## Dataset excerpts
-- Start --

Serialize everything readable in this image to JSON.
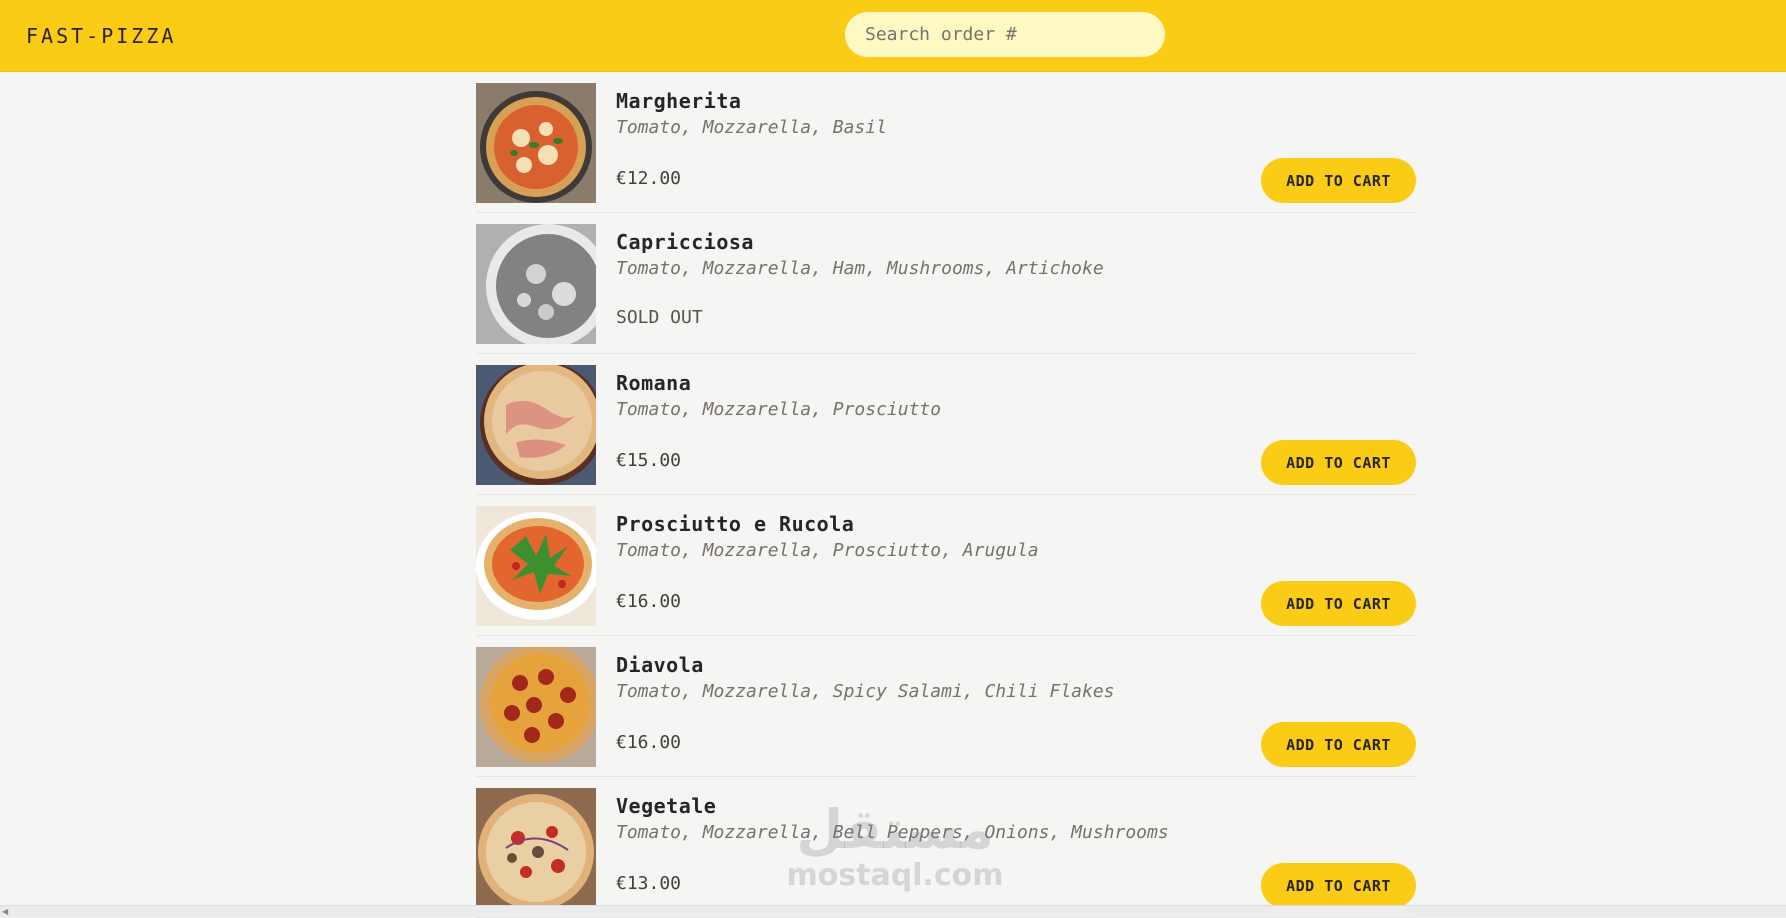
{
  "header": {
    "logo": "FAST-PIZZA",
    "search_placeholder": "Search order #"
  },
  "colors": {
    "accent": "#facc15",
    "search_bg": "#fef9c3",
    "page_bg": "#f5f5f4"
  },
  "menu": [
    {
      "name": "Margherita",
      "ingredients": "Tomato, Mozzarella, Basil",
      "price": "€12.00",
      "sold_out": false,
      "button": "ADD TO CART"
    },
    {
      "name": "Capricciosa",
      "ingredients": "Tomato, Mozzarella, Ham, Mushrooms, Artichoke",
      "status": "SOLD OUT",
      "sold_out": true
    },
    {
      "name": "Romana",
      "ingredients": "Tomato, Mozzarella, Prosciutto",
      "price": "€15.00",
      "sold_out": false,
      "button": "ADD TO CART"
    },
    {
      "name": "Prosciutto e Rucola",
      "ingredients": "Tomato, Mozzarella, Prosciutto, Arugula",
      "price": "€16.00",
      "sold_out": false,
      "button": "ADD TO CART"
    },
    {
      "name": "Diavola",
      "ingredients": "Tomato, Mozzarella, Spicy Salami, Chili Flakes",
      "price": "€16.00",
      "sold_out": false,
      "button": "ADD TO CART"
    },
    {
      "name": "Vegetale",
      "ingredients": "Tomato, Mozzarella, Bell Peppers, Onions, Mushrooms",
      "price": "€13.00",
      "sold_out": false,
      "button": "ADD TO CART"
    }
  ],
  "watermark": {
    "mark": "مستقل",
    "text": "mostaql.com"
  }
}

-- End --
-- Start --

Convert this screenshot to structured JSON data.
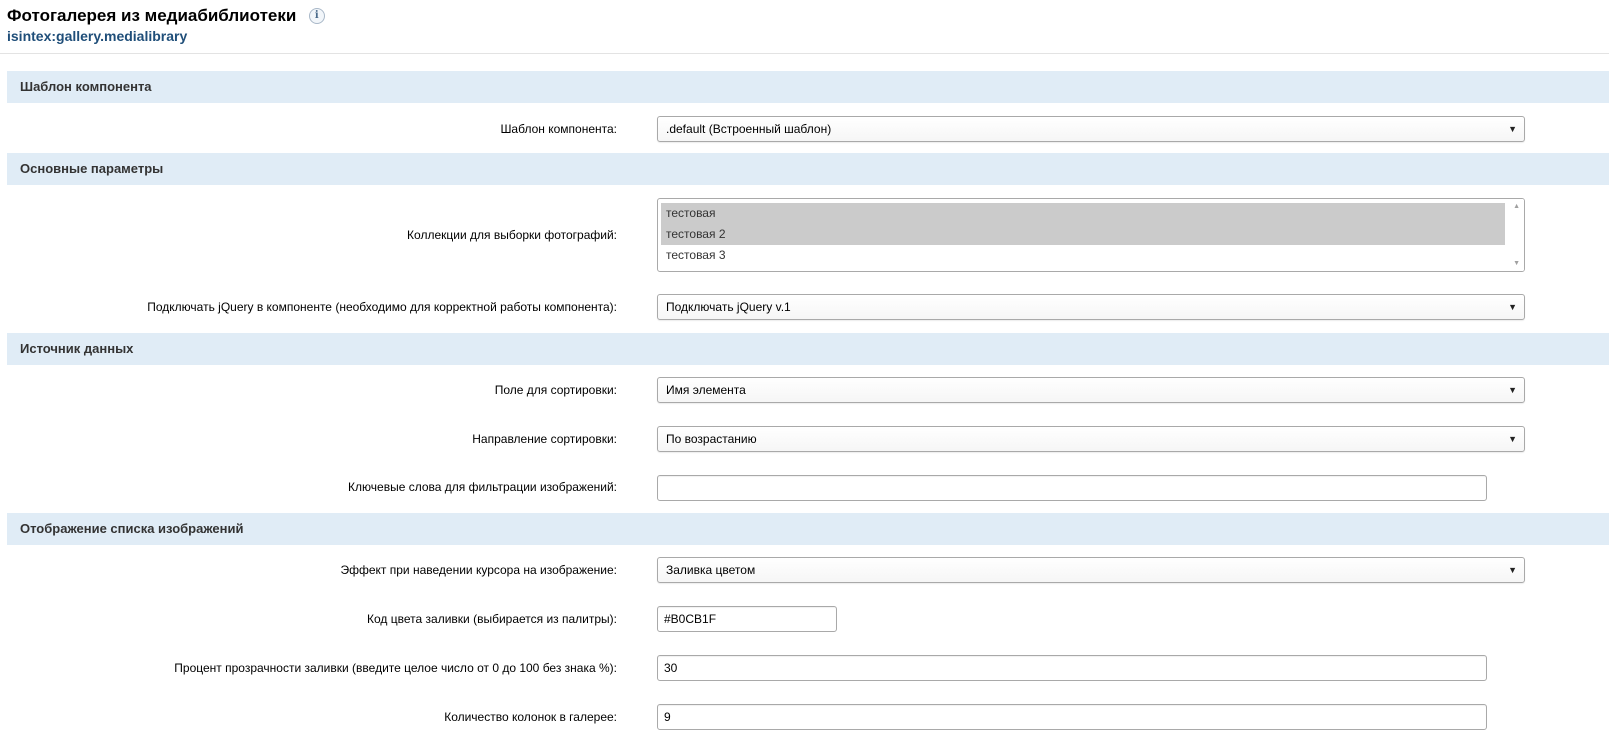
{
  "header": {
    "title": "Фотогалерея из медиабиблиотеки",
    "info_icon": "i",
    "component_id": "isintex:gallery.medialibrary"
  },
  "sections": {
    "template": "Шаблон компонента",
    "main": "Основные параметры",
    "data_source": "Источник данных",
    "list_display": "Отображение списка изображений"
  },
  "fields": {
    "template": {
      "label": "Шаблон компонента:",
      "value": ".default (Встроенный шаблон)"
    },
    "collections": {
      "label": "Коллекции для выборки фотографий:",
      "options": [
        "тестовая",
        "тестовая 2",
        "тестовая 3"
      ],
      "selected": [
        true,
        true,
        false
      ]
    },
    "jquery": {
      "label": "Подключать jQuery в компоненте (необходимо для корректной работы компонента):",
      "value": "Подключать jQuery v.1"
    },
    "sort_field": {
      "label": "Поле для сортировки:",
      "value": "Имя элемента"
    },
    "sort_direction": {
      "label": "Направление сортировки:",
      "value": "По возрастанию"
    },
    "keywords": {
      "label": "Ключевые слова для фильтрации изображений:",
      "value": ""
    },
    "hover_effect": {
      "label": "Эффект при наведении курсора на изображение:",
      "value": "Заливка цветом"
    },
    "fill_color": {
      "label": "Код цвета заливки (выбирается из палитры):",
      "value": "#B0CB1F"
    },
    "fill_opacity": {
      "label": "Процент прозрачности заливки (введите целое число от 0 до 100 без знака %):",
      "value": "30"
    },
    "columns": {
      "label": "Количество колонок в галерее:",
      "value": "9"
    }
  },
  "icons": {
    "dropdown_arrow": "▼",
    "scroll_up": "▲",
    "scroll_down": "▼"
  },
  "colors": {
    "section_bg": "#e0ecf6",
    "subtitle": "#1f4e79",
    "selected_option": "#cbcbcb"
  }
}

-- End --

## EXERCISE GOAL
From the data above, work out how many lines hold "Подключать". Answer with the number alone.

## FULL ANSWER
2